* **TEXTE EXTRAIT**:
Stratégie du Canada pour l’Indo-Pacifique : distance avec la Chine, mais l’obsession pour le « miracle asiatique » demeure

La nouvelle Stratégie du Canada pour l’Indo-Pacifique, annoncée en grande pompe par la ministre des Affaires étrangères Mélanie Joly, marque un retour du bon sens après 25 années d’illusions canadiennes.

Malgré de sérieuses lacunes qui montrent que les dirigeants canadiens ont encore besoin de réfléchir, cette stratégie fait tout de même table rase de l’objectif d’engagement avec la Chine. Malgré leurs allégeances opposées, les gouvernements de Jean Chrétien et de Stephen Harper rêvaient d’imbriquer la Chine dans « l’ordre international fondé sur des règles », si cher aux dirigeants canadiens.

Les choses ne se sont pas passées ainsi.

L’ascension de la Chine a été « rendue possible par les mêmes règles et normes internationales que ce pays méprise de plus en plus », lit-on dans la politique.

Cette affirmation, quoique juste, omet le rôle du Canada, qui a activement soutenu et encouragé la Chine dans son entreprise de modification des normes internationales dans l’espoir de rafler sa part du gâteau.

Mieux connaître la région

Cette évolution tardive vers une vision moins étriquée de la Chine est la bienvenue.

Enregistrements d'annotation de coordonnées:
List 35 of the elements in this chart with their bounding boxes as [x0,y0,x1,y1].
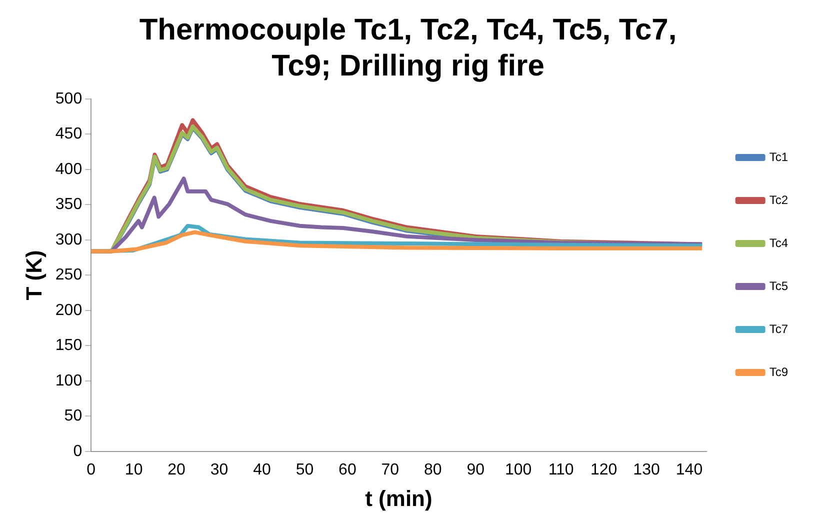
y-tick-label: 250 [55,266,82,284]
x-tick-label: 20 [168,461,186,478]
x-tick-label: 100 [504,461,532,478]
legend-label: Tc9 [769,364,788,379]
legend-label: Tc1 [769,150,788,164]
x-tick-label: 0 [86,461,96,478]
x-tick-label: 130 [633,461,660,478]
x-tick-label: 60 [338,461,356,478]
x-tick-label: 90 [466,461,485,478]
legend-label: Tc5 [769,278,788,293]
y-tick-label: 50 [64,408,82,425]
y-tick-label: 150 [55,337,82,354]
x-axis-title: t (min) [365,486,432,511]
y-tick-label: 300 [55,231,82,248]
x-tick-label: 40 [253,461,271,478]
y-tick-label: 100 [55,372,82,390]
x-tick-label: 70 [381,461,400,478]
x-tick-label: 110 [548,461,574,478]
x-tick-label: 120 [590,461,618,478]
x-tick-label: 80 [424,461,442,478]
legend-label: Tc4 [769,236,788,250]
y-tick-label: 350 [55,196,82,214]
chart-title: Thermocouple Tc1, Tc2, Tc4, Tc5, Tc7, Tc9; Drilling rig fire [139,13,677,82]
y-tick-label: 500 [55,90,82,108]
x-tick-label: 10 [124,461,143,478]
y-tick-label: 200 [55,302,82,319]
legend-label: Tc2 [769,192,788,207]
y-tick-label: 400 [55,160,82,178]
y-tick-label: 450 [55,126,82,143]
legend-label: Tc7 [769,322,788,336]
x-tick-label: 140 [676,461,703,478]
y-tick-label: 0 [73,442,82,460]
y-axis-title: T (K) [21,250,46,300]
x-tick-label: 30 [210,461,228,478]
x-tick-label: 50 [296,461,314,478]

* **TÂCHE À RÉALISER**: Poursuivez le texte sur la Stratégie du Canada pour l'Indo-Pacifique à partir de la phrase « Cette évolution tardive vers une vision moins étriquée de la Chine est la bienvenue. »

* **RÉSULTAT DE L'EXERCICE**:
Il faut se réjouir que le Canada souhaite réinvestir dans la connaissance de la Chine et de la région. Depuis un certain temps, il ne finançait plus les études asiatiques au Canada ni les études canadiennes en Asie, alors qu’elles sont pourtant un moyen précieux de diplomatie culturelle.

Malheureusement, la nouvelle stratégie retombe trop aisément dans les vieilles platitudes. Dès l’introduction, par exemple, les stratèges se révèlent toujours aussi obnubilés par le vaste potentiel commercial du marché asiatique.

Un homme portant des lunettes discute avec un homme asiatique dans un décor orné, avec une grande peinture murale derrière eux

Stephen Harper et le président de l’Assemblée nationale populaire, Zhang Dejiang, à Pékin en novembre 2014.
La Presse canadienne/Adrian Wyld

Les yeux fermés sur une pauvreté bien enracinée

On ne constate aucune évolution depuis les années 1990 lorsque les décideurs politiques rêvaient à voix haute du potentiel phénoménal de ce marché florissant — sans tenir compte des récessions à répétition ni d’une pauvreté endémique qui sabotait la pérennité du « miracle asiatique ».

Les auteurs de la stratégie font encore valoir ce potentiel grandiose. Un tiers de toute l’activité économique mondiale ! La moitié du PIB mondial ! Cinq économies qui, ensemble, surclassent l’Union européenne !

Bref, le vieux disque des années 1990 recyclé presque sans changement pour un nouveau siècle.

Une image montre des faits et des chiffres sur la région indopacifique

Illustration tirée de la toute nouvelle Stratégie du Canada pour l’Indo-Pacifique.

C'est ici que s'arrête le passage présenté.